[Stored data]
====

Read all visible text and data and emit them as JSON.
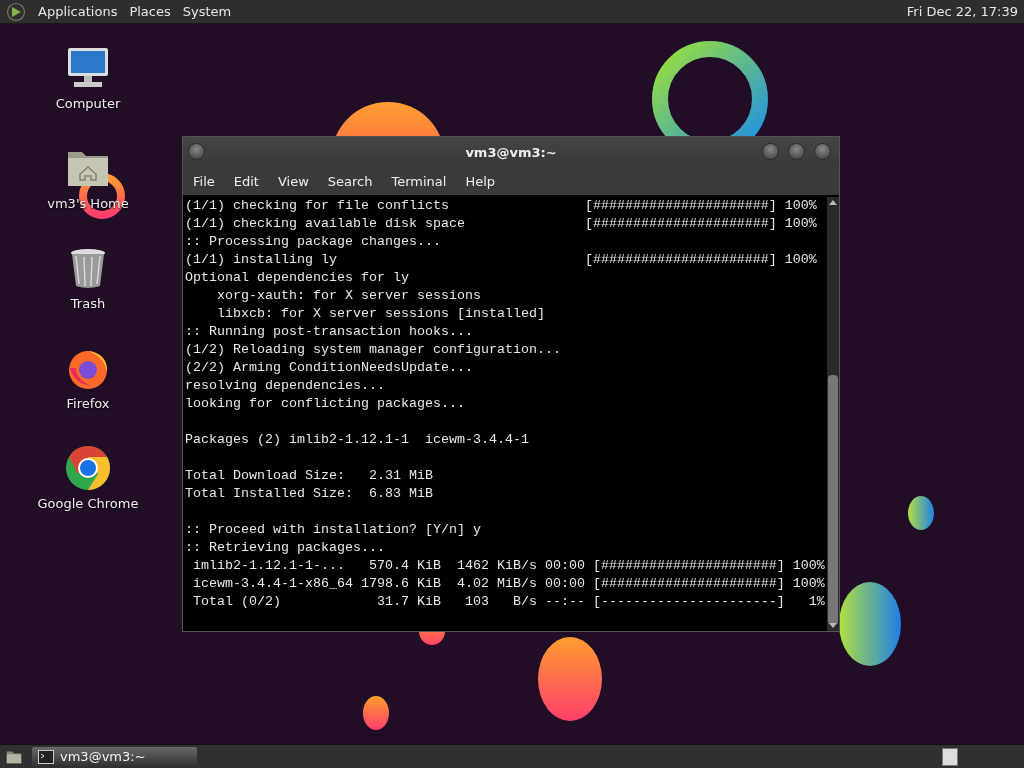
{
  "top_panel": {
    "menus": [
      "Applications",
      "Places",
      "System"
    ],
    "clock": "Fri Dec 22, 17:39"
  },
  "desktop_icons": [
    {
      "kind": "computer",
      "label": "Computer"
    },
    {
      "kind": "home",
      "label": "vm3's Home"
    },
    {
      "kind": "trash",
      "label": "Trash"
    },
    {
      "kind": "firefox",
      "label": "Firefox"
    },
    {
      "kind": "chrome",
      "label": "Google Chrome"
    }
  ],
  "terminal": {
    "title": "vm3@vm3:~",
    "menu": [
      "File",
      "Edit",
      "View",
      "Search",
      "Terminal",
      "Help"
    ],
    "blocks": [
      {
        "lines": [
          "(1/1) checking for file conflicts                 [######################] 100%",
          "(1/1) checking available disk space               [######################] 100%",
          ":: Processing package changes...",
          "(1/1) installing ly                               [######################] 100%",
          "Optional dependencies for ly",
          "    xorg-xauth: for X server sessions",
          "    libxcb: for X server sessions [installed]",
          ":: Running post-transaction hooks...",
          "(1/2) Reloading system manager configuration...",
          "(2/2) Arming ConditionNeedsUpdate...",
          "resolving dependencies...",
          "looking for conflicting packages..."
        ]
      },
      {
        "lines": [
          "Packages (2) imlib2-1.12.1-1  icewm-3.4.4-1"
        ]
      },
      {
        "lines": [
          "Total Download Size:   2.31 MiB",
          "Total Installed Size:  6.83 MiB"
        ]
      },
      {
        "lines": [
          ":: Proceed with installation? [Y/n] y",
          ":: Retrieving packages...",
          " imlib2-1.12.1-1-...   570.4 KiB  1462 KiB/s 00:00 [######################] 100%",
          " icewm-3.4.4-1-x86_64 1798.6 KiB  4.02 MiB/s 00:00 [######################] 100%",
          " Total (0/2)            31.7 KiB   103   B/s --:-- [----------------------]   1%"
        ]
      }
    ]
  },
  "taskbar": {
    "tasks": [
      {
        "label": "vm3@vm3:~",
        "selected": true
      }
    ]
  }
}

====

> _STATED EXERCISE_
Make an exact reproduction of the listing above, without any pictures.

> _OUTPUT OF THE EXERCISE_
Read all visible text and data and emit them as JSON.
{
  "top_panel": {
    "menus": [
      "Applications",
      "Places",
      "System"
    ],
    "clock": "Fri Dec 22, 17:39"
  },
  "desktop_icons": [
    {
      "kind": "computer",
      "label": "Computer"
    },
    {
      "kind": "home",
      "label": "vm3's Home"
    },
    {
      "kind": "trash",
      "label": "Trash"
    },
    {
      "kind": "firefox",
      "label": "Firefox"
    },
    {
      "kind": "chrome",
      "label": "Google Chrome"
    }
  ],
  "terminal": {
    "title": "vm3@vm3:~",
    "menu": [
      "File",
      "Edit",
      "View",
      "Search",
      "Terminal",
      "Help"
    ],
    "blocks": [
      {
        "lines": [
          "(1/1) checking for file conflicts                 [######################] 100%",
          "(1/1) checking available disk space               [######################] 100%",
          ":: Processing package changes...",
          "(1/1) installing ly                               [######################] 100%",
          "Optional dependencies for ly",
          "    xorg-xauth: for X server sessions",
          "    libxcb: for X server sessions [installed]",
          ":: Running post-transaction hooks...",
          "(1/2) Reloading system manager configuration...",
          "(2/2) Arming ConditionNeedsUpdate...",
          "resolving dependencies...",
          "looking for conflicting packages..."
        ]
      },
      {
        "lines": [
          "Packages (2) imlib2-1.12.1-1  icewm-3.4.4-1"
        ]
      },
      {
        "lines": [
          "Total Download Size:   2.31 MiB",
          "Total Installed Size:  6.83 MiB"
        ]
      },
      {
        "lines": [
          ":: Proceed with installation? [Y/n] y",
          ":: Retrieving packages...",
          " imlib2-1.12.1-1-...   570.4 KiB  1462 KiB/s 00:00 [######################] 100%",
          " icewm-3.4.4-1-x86_64 1798.6 KiB  4.02 MiB/s 00:00 [######################] 100%",
          " Total (0/2)            31.7 KiB   103   B/s --:-- [----------------------]   1%"
        ]
      }
    ]
  },
  "taskbar": {
    "tasks": [
      {
        "label": "vm3@vm3:~",
        "selected": true
      }
    ]
  }
}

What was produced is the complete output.